EXERCISE DESCRIPTION: Exclude all pictures, then copy each of the records exactly as written.

MATERIAL FOR THIS EXERCISE:
⟨
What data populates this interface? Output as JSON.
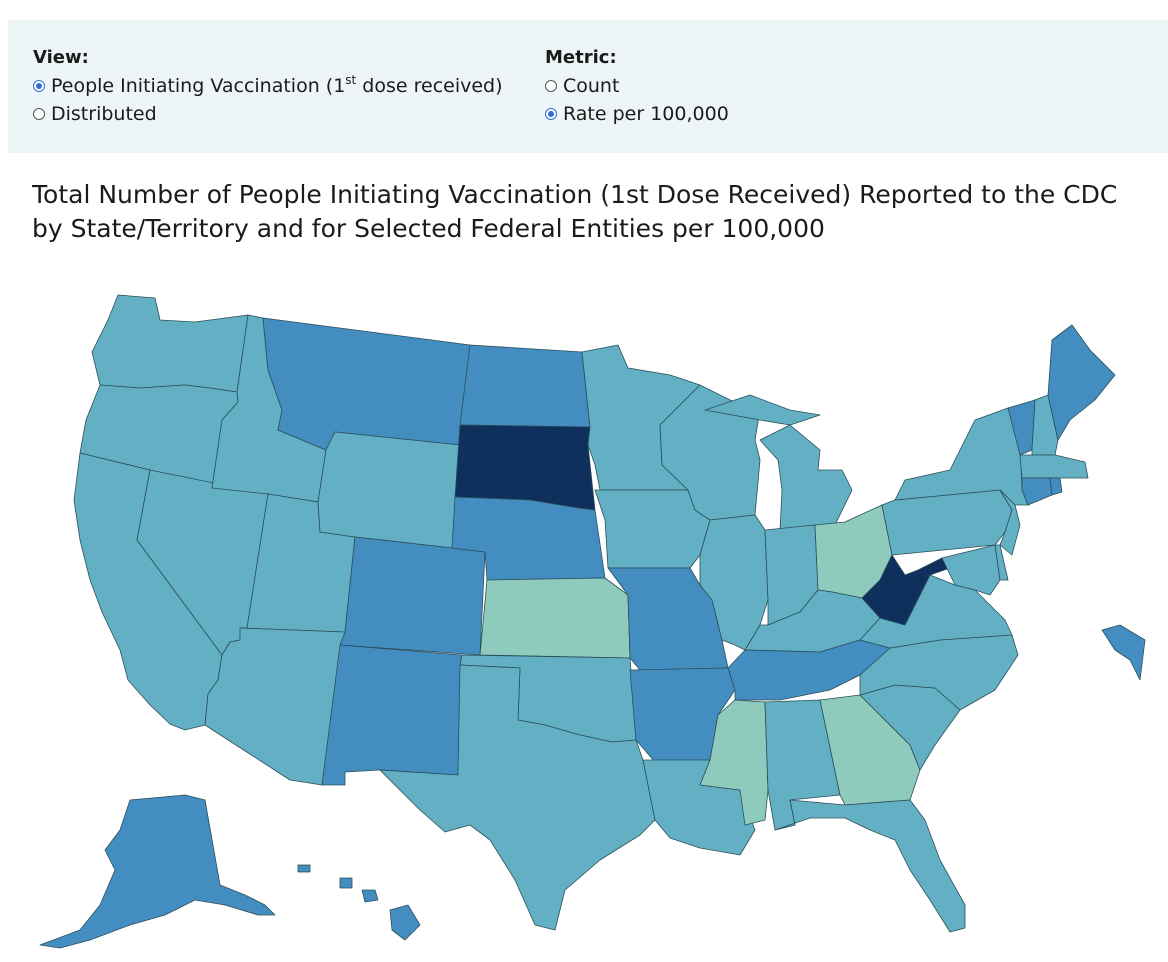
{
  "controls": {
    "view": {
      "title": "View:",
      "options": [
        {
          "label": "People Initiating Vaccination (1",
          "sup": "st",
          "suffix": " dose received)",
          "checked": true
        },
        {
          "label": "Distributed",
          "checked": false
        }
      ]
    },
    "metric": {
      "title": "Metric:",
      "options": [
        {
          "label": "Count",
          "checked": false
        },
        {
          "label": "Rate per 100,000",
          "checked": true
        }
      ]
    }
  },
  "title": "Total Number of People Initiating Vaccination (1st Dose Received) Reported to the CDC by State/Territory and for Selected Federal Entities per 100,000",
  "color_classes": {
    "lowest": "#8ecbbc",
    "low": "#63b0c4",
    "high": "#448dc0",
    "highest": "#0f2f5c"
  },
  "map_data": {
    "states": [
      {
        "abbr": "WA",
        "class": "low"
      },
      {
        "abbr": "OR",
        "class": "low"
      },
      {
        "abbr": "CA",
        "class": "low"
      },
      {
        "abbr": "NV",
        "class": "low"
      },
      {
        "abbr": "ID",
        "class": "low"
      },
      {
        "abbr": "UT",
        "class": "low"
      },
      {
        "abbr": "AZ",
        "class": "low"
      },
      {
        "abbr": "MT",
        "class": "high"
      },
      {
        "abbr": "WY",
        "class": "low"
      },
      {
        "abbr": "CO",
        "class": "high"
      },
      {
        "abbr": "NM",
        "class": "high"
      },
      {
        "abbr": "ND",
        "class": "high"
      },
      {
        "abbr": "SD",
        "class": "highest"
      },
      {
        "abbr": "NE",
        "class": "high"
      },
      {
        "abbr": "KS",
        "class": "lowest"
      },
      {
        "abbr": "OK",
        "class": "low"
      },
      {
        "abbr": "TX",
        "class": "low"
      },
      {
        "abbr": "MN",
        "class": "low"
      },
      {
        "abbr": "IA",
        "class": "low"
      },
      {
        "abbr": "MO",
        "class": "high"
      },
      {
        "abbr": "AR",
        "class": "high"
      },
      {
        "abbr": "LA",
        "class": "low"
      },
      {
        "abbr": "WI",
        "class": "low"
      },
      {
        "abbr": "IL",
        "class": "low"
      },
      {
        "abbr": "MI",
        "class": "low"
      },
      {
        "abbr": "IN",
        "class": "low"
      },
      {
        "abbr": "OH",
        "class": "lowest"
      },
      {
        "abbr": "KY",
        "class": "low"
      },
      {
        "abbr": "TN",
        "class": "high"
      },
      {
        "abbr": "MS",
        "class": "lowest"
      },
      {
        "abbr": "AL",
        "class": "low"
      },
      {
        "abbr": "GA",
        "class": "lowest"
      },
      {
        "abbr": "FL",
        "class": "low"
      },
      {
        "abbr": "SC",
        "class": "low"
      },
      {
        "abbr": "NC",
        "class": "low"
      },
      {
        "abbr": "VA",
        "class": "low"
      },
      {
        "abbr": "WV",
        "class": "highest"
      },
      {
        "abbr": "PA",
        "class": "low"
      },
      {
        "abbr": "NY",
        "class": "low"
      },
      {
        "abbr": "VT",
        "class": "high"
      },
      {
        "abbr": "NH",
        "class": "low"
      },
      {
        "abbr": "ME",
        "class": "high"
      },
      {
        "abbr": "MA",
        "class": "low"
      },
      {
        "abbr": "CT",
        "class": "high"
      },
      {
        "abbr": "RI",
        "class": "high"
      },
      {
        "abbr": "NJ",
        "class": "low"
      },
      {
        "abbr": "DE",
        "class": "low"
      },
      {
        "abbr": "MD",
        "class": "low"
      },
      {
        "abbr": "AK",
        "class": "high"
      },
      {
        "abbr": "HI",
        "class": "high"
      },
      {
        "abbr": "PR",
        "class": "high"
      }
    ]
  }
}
⟩
THE RESPONSE:
What data populates this interface? Output as JSON.
{
  "controls": {
    "view": {
      "title": "View:",
      "options": [
        {
          "label": "People Initiating Vaccination (1",
          "sup": "st",
          "suffix": " dose received)",
          "checked": true
        },
        {
          "label": "Distributed",
          "checked": false
        }
      ]
    },
    "metric": {
      "title": "Metric:",
      "options": [
        {
          "label": "Count",
          "checked": false
        },
        {
          "label": "Rate per 100,000",
          "checked": true
        }
      ]
    }
  },
  "title": "Total Number of People Initiating Vaccination (1st Dose Received) Reported to the CDC by State/Territory and for Selected Federal Entities per 100,000",
  "color_classes": {
    "lowest": "#8ecbbc",
    "low": "#63b0c4",
    "high": "#448dc0",
    "highest": "#0f2f5c"
  },
  "map_data": {
    "states": [
      {
        "abbr": "WA",
        "class": "low"
      },
      {
        "abbr": "OR",
        "class": "low"
      },
      {
        "abbr": "CA",
        "class": "low"
      },
      {
        "abbr": "NV",
        "class": "low"
      },
      {
        "abbr": "ID",
        "class": "low"
      },
      {
        "abbr": "UT",
        "class": "low"
      },
      {
        "abbr": "AZ",
        "class": "low"
      },
      {
        "abbr": "MT",
        "class": "high"
      },
      {
        "abbr": "WY",
        "class": "low"
      },
      {
        "abbr": "CO",
        "class": "high"
      },
      {
        "abbr": "NM",
        "class": "high"
      },
      {
        "abbr": "ND",
        "class": "high"
      },
      {
        "abbr": "SD",
        "class": "highest"
      },
      {
        "abbr": "NE",
        "class": "high"
      },
      {
        "abbr": "KS",
        "class": "lowest"
      },
      {
        "abbr": "OK",
        "class": "low"
      },
      {
        "abbr": "TX",
        "class": "low"
      },
      {
        "abbr": "MN",
        "class": "low"
      },
      {
        "abbr": "IA",
        "class": "low"
      },
      {
        "abbr": "MO",
        "class": "high"
      },
      {
        "abbr": "AR",
        "class": "high"
      },
      {
        "abbr": "LA",
        "class": "low"
      },
      {
        "abbr": "WI",
        "class": "low"
      },
      {
        "abbr": "IL",
        "class": "low"
      },
      {
        "abbr": "MI",
        "class": "low"
      },
      {
        "abbr": "IN",
        "class": "low"
      },
      {
        "abbr": "OH",
        "class": "lowest"
      },
      {
        "abbr": "KY",
        "class": "low"
      },
      {
        "abbr": "TN",
        "class": "high"
      },
      {
        "abbr": "MS",
        "class": "lowest"
      },
      {
        "abbr": "AL",
        "class": "low"
      },
      {
        "abbr": "GA",
        "class": "lowest"
      },
      {
        "abbr": "FL",
        "class": "low"
      },
      {
        "abbr": "SC",
        "class": "low"
      },
      {
        "abbr": "NC",
        "class": "low"
      },
      {
        "abbr": "VA",
        "class": "low"
      },
      {
        "abbr": "WV",
        "class": "highest"
      },
      {
        "abbr": "PA",
        "class": "low"
      },
      {
        "abbr": "NY",
        "class": "low"
      },
      {
        "abbr": "VT",
        "class": "high"
      },
      {
        "abbr": "NH",
        "class": "low"
      },
      {
        "abbr": "ME",
        "class": "high"
      },
      {
        "abbr": "MA",
        "class": "low"
      },
      {
        "abbr": "CT",
        "class": "high"
      },
      {
        "abbr": "RI",
        "class": "high"
      },
      {
        "abbr": "NJ",
        "class": "low"
      },
      {
        "abbr": "DE",
        "class": "low"
      },
      {
        "abbr": "MD",
        "class": "low"
      },
      {
        "abbr": "AK",
        "class": "high"
      },
      {
        "abbr": "HI",
        "class": "high"
      },
      {
        "abbr": "PR",
        "class": "high"
      }
    ]
  }
}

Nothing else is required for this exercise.